■ What you have to do:
Present the whole listing below as a numbered list, leaving out any blank lines.

■ Listed records:

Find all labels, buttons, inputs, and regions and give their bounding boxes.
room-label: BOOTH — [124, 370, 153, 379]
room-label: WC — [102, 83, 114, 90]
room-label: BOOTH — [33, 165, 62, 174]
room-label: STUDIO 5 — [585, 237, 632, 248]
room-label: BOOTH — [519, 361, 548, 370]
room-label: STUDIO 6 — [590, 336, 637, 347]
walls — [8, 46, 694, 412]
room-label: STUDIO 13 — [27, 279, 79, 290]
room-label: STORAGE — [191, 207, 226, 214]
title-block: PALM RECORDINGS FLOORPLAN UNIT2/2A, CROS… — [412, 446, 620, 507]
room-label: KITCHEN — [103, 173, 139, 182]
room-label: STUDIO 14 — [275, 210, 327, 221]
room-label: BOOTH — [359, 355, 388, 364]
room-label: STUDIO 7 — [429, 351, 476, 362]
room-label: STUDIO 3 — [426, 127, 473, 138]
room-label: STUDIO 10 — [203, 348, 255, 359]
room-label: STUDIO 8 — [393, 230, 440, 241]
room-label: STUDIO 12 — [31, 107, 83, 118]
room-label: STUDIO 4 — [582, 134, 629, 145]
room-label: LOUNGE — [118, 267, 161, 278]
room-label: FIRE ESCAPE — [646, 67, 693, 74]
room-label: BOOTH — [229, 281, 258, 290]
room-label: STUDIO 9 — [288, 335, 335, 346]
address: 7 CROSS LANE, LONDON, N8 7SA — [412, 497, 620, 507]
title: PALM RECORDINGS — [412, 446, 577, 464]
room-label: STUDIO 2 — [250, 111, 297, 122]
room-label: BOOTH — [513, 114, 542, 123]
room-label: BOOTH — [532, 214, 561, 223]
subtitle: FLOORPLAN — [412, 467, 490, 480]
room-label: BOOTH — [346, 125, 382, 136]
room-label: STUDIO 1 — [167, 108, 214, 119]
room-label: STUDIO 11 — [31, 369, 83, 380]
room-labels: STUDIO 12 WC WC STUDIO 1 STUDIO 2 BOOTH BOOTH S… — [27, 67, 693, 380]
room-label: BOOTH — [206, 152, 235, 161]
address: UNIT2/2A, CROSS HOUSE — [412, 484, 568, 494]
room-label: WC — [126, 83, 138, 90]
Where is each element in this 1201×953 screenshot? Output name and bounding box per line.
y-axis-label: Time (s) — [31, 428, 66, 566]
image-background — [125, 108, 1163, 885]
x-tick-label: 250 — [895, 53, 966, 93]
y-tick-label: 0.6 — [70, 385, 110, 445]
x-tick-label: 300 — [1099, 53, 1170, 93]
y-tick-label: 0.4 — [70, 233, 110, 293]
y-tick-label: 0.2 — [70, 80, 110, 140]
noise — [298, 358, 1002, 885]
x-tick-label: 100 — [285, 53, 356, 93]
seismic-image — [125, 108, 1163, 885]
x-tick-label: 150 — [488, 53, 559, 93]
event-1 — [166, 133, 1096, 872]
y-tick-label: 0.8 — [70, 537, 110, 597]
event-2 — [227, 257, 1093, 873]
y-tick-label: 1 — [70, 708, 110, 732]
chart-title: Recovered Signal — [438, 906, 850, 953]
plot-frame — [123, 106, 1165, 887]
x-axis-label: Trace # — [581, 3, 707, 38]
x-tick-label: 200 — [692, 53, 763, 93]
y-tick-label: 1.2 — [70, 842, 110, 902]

■ Result:
1. Find all labels, buttons, inputs, and regions and give their bounding boxes.
2. room-label: BOOTH — [124, 370, 153, 379]
3. room-label: WC — [102, 83, 114, 90]
4. room-label: BOOTH — [33, 165, 62, 174]
5. room-label: STUDIO 5 — [585, 237, 632, 248]
6. room-label: BOOTH — [519, 361, 548, 370]
7. room-label: STUDIO 6 — [590, 336, 637, 347]
8. walls — [8, 46, 694, 412]
9. room-label: STUDIO 13 — [27, 279, 79, 290]
10. room-label: STORAGE — [191, 207, 226, 214]
11. title-block: PALM RECORDINGS FLOORPLAN UNIT2/2A, CROS… — [412, 446, 620, 507]
12. room-label: KITCHEN — [103, 173, 139, 182]
13. room-label: STUDIO 14 — [275, 210, 327, 221]
14. room-label: BOOTH — [359, 355, 388, 364]
15. room-label: STUDIO 7 — [429, 351, 476, 362]
16. room-label: STUDIO 3 — [426, 127, 473, 138]
17. room-label: STUDIO 10 — [203, 348, 255, 359]
18. room-label: STUDIO 8 — [393, 230, 440, 241]
19. room-label: STUDIO 12 — [31, 107, 83, 118]
20. room-label: STUDIO 4 — [582, 134, 629, 145]
21. room-label: LOUNGE — [118, 267, 161, 278]
22. room-label: FIRE ESCAPE — [646, 67, 693, 74]
23. room-label: BOOTH — [229, 281, 258, 290]
24. room-label: STUDIO 9 — [288, 335, 335, 346]
25. address: 7 CROSS LANE, LONDON, N8 7SA — [412, 497, 620, 507]
26. title: PALM RECORDINGS — [412, 446, 577, 464]
27. room-label: STUDIO 2 — [250, 111, 297, 122]
28. room-label: BOOTH — [513, 114, 542, 123]
29. room-label: BOOTH — [532, 214, 561, 223]
30. subtitle: FLOORPLAN — [412, 467, 490, 480]
31. room-label: BOOTH — [346, 125, 382, 136]
32. room-label: STUDIO 1 — [167, 108, 214, 119]
33. room-label: STUDIO 11 — [31, 369, 83, 380]
34. room-labels: STUDIO 12 WC WC STUDIO 1 STUDIO 2 BOOTH BOOTH S… — [27, 67, 693, 380]
35. room-label: BOOTH — [206, 152, 235, 161]
36. address: UNIT2/2A, CROSS HOUSE — [412, 484, 568, 494]
37. room-label: WC — [126, 83, 138, 90]
38. Where is each element in this 1201×953 screenshot? Output name and bounding box per line.
39. y-axis-label: Time (s) — [31, 428, 66, 566]
40. image-background — [125, 108, 1163, 885]
41. x-tick-label: 250 — [895, 53, 966, 93]
42. y-tick-label: 0.6 — [70, 385, 110, 445]
43. x-tick-label: 300 — [1099, 53, 1170, 93]
44. y-tick-label: 0.4 — [70, 233, 110, 293]
45. y-tick-label: 0.2 — [70, 80, 110, 140]
46. noise — [298, 358, 1002, 885]
47. x-tick-label: 100 — [285, 53, 356, 93]
48. seismic-image — [125, 108, 1163, 885]
49. x-tick-label: 150 — [488, 53, 559, 93]
50. event-1 — [166, 133, 1096, 872]
51. y-tick-label: 0.8 — [70, 537, 110, 597]
52. event-2 — [227, 257, 1093, 873]
53. y-tick-label: 1 — [70, 708, 110, 732]
54. chart-title: Recovered Signal — [438, 906, 850, 953]
55. plot-frame — [123, 106, 1165, 887]
56. x-axis-label: Trace # — [581, 3, 707, 38]
57. x-tick-label: 200 — [692, 53, 763, 93]
58. y-tick-label: 1.2 — [70, 842, 110, 902]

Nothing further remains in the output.